● Set problem: Tally the lines in the following entries that include the word "screenshot"; state only the total.

[Dataset entries on figures]
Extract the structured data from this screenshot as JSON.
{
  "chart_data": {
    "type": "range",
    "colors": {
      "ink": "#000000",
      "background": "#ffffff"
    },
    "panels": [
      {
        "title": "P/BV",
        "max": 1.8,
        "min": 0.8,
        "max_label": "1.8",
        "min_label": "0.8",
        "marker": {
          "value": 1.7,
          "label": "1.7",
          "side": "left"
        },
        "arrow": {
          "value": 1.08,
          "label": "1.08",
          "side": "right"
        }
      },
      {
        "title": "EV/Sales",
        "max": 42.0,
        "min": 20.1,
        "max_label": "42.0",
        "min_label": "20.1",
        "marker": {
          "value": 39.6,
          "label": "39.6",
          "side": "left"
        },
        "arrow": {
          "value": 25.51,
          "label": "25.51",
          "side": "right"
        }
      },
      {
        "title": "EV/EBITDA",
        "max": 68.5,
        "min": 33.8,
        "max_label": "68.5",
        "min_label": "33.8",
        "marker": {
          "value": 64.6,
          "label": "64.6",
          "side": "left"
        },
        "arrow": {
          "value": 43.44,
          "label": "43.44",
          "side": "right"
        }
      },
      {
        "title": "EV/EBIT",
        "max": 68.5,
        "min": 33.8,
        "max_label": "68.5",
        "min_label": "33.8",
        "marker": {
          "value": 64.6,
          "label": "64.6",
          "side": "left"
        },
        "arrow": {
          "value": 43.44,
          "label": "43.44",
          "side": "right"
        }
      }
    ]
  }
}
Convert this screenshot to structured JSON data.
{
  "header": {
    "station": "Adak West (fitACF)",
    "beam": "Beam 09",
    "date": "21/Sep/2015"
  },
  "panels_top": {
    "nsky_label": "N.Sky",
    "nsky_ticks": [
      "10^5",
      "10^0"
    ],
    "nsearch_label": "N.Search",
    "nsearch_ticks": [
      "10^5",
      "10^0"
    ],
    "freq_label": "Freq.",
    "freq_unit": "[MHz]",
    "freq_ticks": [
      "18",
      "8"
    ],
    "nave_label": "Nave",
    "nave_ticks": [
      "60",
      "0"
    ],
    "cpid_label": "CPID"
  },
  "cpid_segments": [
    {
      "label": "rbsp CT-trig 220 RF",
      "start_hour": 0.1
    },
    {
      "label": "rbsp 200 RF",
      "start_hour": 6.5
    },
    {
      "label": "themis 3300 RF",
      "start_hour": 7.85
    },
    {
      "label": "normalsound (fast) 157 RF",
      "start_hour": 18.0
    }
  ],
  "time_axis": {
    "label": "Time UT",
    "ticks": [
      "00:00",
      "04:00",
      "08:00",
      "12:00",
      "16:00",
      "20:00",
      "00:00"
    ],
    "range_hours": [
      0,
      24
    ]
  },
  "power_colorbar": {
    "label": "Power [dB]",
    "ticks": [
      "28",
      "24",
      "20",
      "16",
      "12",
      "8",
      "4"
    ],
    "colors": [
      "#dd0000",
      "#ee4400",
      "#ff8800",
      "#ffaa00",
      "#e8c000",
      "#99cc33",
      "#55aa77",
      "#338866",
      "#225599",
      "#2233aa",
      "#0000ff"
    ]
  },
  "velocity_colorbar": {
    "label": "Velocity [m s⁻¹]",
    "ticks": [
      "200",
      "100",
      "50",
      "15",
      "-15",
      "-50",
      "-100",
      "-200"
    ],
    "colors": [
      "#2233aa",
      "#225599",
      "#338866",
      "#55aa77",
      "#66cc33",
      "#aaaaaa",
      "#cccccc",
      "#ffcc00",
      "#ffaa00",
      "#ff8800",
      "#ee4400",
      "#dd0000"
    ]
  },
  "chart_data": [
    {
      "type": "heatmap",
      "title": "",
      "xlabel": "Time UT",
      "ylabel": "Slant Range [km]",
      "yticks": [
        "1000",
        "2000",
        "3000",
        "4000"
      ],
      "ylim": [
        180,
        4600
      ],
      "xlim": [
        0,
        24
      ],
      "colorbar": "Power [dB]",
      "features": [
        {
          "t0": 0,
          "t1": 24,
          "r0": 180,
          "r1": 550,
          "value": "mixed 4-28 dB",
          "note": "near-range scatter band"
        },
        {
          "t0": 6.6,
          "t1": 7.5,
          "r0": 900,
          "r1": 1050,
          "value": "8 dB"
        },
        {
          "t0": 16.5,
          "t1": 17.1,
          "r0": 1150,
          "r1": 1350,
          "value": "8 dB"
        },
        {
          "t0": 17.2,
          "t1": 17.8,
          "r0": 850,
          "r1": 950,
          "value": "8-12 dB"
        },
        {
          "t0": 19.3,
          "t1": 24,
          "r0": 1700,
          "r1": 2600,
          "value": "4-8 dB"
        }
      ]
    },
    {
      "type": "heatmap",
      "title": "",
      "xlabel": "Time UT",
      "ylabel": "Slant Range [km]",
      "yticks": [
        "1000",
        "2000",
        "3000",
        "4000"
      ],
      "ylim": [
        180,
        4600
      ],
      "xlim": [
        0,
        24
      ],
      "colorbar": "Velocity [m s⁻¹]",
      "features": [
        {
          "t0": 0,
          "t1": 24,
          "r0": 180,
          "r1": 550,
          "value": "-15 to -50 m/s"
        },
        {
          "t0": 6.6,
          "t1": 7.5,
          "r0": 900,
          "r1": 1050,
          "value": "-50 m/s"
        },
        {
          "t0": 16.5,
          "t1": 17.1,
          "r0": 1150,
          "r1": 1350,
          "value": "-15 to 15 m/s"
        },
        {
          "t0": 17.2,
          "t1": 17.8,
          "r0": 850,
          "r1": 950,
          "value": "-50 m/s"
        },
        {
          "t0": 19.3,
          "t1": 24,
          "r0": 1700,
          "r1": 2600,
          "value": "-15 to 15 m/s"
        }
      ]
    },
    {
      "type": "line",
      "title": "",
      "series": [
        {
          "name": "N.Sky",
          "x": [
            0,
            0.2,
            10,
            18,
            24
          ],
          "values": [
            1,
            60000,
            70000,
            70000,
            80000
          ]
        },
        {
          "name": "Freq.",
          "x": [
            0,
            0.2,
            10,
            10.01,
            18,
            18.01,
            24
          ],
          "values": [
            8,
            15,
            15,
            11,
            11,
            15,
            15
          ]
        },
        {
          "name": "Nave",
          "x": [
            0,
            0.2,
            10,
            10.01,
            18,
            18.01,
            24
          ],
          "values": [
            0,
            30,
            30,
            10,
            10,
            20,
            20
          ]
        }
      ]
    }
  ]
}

● Written solution: 2